Exercise details:
Copy each line in the data that includes the word "started".

Supplied material:
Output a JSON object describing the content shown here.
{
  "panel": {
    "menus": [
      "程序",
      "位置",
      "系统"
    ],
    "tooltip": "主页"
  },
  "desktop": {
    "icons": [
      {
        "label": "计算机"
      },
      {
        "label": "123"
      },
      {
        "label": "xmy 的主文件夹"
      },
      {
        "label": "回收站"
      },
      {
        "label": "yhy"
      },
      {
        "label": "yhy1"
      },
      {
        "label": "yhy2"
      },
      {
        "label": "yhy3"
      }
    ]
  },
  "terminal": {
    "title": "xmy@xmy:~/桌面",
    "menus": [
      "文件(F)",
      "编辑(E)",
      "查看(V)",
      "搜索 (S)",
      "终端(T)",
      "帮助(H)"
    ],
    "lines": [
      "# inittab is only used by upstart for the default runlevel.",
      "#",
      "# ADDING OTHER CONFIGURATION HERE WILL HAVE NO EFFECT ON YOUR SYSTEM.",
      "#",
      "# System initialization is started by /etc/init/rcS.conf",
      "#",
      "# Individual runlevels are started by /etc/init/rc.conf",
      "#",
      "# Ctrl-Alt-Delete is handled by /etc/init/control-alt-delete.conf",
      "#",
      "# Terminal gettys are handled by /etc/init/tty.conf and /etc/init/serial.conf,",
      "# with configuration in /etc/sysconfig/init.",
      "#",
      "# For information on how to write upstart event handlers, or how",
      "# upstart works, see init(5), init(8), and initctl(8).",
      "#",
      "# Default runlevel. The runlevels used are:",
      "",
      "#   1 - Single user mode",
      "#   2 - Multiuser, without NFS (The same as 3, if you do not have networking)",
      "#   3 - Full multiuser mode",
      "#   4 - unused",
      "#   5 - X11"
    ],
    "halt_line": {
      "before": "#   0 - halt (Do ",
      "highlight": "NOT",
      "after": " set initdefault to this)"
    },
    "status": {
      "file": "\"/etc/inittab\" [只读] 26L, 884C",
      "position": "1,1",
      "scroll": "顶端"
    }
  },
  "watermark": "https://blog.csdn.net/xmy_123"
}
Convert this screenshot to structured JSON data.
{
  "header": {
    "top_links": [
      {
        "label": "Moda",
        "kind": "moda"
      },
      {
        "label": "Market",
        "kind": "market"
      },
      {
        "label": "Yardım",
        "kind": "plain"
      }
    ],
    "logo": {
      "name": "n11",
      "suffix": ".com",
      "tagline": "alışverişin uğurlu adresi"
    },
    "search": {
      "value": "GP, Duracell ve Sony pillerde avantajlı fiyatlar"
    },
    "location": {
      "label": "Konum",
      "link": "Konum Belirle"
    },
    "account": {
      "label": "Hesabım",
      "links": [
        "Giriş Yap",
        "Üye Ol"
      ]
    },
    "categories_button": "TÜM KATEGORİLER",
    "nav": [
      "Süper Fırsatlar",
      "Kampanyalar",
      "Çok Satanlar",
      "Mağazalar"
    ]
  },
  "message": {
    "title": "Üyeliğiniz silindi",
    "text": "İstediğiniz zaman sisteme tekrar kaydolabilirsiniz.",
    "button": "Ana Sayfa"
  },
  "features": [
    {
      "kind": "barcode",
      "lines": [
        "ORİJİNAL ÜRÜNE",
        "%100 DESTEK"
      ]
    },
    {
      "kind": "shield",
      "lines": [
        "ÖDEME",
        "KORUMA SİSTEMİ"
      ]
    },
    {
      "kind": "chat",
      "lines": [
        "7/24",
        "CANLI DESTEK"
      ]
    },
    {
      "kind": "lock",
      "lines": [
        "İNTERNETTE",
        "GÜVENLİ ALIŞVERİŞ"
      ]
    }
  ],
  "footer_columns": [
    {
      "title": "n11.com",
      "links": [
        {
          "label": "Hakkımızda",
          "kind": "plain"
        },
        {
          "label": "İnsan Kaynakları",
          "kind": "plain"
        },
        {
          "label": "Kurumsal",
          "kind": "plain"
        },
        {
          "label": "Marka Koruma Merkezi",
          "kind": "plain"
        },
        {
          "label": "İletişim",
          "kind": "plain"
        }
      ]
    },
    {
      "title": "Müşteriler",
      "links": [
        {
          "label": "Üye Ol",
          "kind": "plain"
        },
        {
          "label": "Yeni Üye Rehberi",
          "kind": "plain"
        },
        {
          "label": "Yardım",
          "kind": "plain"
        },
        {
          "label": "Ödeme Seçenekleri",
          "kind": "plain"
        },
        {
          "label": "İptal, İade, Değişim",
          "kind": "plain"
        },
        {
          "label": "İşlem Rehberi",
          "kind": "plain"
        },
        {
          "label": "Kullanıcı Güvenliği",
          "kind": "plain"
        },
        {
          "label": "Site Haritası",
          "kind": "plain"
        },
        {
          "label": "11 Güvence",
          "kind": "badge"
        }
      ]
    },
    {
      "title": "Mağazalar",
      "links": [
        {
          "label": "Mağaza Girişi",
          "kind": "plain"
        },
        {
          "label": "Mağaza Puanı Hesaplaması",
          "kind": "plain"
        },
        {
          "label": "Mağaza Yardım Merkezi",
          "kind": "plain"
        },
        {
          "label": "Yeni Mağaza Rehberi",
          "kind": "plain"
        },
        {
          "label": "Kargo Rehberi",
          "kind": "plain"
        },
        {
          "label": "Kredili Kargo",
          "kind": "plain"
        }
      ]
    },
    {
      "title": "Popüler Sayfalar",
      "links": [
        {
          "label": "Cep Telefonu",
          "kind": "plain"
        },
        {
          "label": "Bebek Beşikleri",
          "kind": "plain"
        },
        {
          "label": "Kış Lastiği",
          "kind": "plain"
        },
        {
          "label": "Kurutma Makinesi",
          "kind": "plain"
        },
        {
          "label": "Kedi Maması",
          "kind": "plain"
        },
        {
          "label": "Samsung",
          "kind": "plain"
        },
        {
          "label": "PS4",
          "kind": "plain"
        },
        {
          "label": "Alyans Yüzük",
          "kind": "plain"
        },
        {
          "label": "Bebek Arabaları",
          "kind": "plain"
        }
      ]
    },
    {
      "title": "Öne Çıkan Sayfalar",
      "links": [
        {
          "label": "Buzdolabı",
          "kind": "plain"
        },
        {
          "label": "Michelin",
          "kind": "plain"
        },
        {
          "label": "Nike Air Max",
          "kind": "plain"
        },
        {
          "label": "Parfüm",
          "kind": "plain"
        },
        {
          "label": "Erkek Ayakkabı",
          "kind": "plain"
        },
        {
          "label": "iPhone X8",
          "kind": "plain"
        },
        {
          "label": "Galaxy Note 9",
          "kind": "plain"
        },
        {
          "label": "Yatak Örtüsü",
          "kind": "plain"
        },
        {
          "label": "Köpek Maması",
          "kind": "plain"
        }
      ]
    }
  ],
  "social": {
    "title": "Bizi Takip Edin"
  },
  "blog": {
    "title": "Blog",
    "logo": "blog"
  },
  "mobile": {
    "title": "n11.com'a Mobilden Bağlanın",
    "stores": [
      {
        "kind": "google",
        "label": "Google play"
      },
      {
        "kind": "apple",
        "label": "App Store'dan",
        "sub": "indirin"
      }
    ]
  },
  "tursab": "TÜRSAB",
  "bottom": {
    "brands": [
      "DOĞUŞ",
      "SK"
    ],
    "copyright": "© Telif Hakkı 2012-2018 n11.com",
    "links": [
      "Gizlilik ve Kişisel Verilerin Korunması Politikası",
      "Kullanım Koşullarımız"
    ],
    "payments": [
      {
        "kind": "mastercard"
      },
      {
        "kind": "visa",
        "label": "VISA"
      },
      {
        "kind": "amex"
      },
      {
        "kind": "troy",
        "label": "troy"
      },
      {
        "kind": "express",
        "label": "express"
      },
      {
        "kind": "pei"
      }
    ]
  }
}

Exercise result:
      "# System initialization is started by /etc/init/rcS.conf",
      "# Individual runlevels are started by /etc/init/rc.conf",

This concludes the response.